----- RECORD LIST -----

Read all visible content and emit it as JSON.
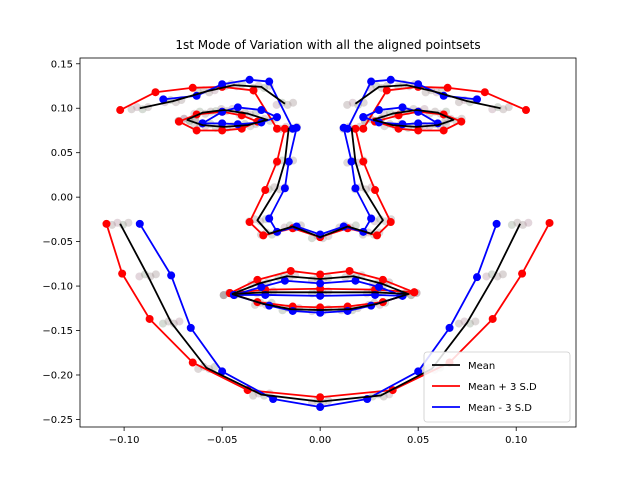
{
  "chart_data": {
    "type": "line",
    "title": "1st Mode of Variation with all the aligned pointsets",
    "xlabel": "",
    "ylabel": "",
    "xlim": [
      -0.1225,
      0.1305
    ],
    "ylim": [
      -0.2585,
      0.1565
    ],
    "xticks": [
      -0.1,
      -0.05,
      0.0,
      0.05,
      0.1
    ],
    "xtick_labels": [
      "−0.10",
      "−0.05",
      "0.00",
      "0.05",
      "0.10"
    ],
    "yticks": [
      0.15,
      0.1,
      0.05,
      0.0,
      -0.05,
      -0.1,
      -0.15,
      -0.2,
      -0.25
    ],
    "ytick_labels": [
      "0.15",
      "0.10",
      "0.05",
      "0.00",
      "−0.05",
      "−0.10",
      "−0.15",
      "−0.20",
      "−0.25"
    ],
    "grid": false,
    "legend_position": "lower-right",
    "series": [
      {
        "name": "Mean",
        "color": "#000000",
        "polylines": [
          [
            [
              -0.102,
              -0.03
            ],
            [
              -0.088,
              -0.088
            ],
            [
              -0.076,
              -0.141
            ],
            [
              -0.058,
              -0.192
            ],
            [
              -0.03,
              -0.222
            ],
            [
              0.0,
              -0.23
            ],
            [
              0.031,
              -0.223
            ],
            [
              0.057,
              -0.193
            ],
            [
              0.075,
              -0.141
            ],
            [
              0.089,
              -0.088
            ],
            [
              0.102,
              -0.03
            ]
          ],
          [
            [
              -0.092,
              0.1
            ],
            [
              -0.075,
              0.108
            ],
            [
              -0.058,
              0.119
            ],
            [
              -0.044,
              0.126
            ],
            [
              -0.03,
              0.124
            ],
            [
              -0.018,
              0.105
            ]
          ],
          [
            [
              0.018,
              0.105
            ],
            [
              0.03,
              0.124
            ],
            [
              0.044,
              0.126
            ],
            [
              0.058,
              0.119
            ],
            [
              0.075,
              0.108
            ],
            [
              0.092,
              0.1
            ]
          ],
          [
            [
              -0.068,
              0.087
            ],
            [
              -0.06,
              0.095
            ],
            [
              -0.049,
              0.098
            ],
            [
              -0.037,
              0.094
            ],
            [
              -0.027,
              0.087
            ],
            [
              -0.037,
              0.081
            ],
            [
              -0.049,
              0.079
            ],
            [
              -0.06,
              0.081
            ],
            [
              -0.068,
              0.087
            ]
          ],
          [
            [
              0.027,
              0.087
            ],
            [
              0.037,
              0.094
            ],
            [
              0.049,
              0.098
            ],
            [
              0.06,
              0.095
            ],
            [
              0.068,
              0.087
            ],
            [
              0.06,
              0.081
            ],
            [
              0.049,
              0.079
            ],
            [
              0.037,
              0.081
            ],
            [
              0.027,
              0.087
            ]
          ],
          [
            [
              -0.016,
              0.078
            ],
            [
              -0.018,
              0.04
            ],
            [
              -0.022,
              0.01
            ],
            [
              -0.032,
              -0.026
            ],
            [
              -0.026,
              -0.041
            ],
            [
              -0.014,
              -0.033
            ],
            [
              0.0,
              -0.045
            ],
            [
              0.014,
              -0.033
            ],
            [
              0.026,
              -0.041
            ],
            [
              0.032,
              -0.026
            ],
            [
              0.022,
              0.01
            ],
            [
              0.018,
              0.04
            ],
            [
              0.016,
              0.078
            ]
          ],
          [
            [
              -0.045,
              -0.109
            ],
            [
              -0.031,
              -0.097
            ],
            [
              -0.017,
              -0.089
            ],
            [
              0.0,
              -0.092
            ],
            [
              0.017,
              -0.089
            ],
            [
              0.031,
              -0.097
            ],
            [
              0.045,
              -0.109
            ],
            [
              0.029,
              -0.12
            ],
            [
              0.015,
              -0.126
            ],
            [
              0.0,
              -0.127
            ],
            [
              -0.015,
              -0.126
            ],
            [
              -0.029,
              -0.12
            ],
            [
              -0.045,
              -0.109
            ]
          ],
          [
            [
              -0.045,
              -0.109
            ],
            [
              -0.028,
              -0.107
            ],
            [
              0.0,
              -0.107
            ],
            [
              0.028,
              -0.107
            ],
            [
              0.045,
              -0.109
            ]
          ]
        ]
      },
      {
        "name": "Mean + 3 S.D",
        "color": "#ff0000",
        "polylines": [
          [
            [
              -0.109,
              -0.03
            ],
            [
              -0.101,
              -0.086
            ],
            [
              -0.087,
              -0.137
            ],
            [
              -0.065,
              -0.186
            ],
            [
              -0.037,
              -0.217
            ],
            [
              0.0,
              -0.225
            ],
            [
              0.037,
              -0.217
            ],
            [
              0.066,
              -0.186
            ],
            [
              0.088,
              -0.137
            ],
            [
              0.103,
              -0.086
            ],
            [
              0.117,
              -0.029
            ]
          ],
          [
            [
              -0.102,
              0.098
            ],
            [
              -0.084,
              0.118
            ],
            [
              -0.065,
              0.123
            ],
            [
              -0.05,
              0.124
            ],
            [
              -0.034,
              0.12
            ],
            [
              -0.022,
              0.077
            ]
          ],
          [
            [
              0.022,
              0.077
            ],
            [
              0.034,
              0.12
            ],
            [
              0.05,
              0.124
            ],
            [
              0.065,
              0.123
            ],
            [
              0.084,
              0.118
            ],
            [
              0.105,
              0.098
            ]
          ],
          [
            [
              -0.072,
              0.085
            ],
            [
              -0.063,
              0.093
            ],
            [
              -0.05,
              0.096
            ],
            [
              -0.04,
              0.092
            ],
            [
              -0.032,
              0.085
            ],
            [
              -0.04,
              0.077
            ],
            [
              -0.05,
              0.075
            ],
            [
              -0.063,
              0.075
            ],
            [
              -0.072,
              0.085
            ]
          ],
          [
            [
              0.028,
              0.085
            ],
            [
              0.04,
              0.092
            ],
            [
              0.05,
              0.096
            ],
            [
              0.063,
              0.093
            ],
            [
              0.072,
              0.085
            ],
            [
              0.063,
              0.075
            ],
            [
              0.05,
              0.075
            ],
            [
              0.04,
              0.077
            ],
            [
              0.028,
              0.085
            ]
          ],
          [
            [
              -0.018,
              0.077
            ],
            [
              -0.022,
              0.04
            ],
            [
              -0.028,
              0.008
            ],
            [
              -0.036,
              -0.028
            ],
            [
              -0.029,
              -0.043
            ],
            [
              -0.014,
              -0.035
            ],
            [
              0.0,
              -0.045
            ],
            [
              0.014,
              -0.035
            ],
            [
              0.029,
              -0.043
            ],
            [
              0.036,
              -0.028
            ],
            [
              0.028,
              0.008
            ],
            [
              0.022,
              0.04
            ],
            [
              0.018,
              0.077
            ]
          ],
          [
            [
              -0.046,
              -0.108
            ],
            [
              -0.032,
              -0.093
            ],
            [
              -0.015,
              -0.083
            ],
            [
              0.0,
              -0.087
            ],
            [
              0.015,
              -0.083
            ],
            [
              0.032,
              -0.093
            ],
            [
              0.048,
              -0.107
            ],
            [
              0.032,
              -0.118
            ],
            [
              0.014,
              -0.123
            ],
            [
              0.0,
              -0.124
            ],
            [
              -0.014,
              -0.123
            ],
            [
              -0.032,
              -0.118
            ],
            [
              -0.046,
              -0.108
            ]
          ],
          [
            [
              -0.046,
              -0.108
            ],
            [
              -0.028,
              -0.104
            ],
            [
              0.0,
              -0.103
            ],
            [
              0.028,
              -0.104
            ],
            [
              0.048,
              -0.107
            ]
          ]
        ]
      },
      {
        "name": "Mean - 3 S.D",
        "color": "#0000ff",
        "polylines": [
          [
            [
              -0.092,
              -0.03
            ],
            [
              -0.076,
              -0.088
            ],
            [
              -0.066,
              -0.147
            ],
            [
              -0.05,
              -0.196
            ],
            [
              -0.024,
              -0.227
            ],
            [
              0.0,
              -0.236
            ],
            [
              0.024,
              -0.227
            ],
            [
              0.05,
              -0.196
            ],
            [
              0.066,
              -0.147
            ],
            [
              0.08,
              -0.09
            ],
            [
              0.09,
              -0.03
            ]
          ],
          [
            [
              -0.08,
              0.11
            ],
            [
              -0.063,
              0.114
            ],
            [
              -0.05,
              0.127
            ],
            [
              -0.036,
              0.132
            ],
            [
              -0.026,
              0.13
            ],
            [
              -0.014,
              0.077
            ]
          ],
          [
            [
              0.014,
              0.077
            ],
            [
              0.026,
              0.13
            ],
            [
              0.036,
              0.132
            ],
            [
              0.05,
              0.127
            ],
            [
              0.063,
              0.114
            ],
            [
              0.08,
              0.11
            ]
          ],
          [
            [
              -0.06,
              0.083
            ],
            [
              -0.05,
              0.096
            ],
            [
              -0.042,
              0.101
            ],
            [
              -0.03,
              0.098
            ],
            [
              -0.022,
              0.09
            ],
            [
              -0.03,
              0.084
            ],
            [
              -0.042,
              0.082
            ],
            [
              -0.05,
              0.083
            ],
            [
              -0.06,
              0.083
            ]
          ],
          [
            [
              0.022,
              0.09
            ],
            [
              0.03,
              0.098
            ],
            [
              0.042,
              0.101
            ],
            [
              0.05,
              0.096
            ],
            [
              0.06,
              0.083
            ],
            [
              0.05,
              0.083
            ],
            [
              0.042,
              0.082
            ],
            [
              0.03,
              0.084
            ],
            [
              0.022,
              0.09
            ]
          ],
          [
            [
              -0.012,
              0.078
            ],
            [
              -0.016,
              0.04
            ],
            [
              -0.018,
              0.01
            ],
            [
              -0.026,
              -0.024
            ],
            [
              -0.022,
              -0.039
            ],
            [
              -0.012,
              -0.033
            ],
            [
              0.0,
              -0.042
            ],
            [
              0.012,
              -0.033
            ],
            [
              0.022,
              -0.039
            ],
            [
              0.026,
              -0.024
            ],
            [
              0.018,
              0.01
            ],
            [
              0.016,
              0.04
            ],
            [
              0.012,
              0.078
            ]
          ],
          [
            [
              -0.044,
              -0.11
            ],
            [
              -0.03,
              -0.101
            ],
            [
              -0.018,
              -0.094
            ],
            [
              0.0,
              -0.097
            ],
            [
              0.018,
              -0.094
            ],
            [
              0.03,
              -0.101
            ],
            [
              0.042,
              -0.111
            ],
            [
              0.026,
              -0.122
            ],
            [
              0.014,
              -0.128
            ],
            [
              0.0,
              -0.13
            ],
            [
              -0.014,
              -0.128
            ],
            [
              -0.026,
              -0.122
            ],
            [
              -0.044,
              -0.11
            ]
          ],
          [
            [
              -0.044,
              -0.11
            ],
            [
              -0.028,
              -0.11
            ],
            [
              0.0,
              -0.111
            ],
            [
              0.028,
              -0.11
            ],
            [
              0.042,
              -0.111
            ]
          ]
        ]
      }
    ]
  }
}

-----
----- RECORD LIST -----

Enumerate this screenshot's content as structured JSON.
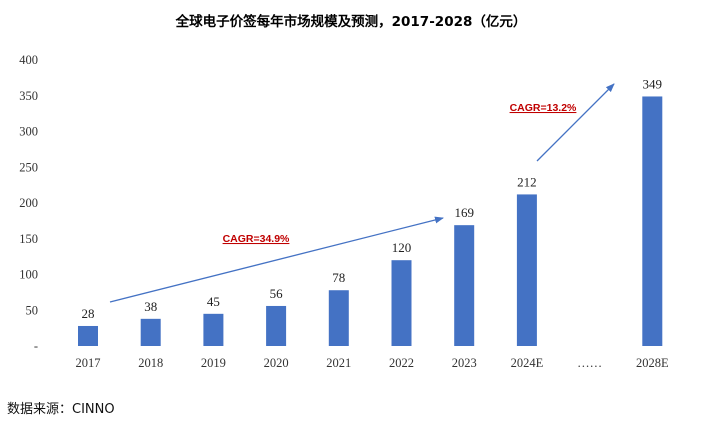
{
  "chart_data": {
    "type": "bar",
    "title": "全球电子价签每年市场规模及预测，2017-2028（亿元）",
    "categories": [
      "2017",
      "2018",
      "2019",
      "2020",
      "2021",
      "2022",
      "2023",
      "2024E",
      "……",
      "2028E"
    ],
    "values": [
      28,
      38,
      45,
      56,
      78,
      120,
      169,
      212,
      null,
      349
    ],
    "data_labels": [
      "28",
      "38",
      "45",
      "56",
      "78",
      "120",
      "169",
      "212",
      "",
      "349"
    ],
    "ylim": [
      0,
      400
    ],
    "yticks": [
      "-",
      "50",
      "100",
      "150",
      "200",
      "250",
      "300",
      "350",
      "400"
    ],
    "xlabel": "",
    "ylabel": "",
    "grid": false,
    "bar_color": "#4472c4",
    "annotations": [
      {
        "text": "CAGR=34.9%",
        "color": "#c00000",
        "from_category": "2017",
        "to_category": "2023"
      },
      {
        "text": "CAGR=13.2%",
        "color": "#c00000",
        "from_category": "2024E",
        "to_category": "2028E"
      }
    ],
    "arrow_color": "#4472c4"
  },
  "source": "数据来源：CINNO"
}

-----
----- RECORD LIST -----

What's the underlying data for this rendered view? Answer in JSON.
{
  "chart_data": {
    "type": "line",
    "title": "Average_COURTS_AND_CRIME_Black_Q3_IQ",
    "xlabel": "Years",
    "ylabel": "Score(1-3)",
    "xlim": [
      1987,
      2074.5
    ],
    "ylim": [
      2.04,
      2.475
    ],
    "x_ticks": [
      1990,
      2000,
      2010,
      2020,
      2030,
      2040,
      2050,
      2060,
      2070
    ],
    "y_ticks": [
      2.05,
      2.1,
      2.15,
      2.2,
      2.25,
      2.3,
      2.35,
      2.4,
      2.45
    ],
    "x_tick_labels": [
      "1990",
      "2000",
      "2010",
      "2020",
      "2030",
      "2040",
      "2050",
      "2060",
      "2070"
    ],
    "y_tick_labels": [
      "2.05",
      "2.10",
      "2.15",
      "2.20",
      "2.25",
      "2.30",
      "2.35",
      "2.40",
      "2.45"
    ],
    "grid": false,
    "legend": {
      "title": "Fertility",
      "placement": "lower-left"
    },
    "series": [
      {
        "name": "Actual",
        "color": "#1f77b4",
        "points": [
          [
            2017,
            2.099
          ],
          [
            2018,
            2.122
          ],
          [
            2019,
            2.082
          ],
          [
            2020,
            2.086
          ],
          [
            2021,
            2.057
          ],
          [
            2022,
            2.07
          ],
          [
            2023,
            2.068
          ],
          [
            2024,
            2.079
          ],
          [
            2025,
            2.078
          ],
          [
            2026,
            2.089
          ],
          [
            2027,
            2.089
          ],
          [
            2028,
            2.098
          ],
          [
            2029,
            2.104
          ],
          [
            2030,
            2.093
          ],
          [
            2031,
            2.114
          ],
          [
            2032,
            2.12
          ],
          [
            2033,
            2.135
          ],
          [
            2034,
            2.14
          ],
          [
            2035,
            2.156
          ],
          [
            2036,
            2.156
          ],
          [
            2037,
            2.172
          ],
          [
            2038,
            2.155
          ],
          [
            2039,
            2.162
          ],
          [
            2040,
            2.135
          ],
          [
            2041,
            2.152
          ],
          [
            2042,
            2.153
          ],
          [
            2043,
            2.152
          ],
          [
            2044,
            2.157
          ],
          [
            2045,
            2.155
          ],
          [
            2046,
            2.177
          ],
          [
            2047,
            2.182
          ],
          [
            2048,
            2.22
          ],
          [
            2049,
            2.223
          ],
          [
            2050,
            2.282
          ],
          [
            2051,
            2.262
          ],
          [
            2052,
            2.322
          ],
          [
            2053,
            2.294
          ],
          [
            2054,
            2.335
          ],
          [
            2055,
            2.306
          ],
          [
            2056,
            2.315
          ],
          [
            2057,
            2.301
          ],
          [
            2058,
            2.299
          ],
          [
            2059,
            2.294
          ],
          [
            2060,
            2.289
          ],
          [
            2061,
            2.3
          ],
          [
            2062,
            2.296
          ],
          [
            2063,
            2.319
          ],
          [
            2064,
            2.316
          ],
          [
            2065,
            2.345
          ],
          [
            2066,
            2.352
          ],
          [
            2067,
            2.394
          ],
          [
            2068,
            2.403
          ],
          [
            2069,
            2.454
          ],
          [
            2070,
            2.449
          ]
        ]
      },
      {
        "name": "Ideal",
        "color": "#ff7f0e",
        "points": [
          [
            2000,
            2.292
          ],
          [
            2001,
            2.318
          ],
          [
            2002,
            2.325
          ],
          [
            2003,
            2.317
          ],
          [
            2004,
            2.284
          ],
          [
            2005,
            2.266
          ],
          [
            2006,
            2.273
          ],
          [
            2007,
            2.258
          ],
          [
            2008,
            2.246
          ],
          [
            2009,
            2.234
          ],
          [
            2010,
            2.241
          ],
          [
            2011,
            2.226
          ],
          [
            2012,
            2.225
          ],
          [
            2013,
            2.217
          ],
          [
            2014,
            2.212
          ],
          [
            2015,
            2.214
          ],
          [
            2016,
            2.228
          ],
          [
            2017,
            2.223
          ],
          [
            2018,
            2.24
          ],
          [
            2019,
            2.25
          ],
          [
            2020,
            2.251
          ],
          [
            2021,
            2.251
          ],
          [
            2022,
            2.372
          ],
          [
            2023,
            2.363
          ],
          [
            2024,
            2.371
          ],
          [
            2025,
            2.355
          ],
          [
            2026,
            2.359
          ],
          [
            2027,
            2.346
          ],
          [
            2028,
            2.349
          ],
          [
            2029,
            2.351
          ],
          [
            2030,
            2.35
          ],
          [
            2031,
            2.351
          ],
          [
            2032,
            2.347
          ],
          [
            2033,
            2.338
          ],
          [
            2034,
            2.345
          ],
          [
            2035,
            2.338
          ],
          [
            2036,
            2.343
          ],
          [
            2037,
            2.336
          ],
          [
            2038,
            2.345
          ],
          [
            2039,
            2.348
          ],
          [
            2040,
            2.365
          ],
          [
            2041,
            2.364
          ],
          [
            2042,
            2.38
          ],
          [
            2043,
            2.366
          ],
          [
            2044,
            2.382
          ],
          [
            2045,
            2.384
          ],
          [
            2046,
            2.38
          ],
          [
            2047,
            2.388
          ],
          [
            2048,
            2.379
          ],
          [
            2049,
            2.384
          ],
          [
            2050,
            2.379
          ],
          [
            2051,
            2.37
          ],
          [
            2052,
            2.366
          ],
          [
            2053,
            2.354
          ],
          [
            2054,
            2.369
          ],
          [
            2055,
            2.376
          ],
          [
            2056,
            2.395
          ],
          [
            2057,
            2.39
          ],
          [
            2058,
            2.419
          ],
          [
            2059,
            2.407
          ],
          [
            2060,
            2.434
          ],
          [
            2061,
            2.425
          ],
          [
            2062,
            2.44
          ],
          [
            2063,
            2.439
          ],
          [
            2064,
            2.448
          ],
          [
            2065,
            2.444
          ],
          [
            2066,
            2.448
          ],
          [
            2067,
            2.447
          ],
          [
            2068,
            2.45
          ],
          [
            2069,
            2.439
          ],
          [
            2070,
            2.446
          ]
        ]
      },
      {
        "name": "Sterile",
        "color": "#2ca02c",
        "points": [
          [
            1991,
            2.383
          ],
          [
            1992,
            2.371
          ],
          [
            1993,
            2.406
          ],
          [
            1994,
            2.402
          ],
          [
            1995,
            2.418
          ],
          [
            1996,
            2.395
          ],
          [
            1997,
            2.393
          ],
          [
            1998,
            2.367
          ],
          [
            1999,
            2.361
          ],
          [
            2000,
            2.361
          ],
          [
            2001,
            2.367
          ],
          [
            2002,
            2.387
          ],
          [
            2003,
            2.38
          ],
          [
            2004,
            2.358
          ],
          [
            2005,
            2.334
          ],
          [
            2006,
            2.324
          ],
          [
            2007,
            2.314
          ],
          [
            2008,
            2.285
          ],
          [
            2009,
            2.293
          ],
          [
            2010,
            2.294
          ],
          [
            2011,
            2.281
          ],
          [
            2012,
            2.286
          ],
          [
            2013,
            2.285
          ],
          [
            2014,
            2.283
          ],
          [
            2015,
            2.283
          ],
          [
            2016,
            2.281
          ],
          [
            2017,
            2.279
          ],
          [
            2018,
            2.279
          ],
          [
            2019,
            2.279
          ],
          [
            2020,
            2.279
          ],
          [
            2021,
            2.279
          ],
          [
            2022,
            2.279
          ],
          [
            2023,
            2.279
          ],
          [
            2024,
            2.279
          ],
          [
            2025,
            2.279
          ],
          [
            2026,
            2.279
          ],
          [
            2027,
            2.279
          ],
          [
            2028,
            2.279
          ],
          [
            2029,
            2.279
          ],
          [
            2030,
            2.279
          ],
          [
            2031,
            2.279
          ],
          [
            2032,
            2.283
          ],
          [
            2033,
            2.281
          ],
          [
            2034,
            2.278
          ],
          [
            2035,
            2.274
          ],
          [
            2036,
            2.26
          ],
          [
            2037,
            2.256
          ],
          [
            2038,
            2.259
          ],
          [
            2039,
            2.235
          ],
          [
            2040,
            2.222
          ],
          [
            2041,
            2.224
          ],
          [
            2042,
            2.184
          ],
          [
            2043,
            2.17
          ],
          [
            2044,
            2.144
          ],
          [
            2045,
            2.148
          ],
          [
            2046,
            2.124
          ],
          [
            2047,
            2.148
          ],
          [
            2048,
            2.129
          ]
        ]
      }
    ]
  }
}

-----

> CHALLENGE
Search the preceding listing for the word "name" and pull out every line that holds it.

> THE ANSWER
        "name": "Mean",
        "name": "Mean + 3 S.D",
        "name": "Mean - 3 S.D",
        "name": "Actual",
        "name": "Ideal",
        "name": "Sterile",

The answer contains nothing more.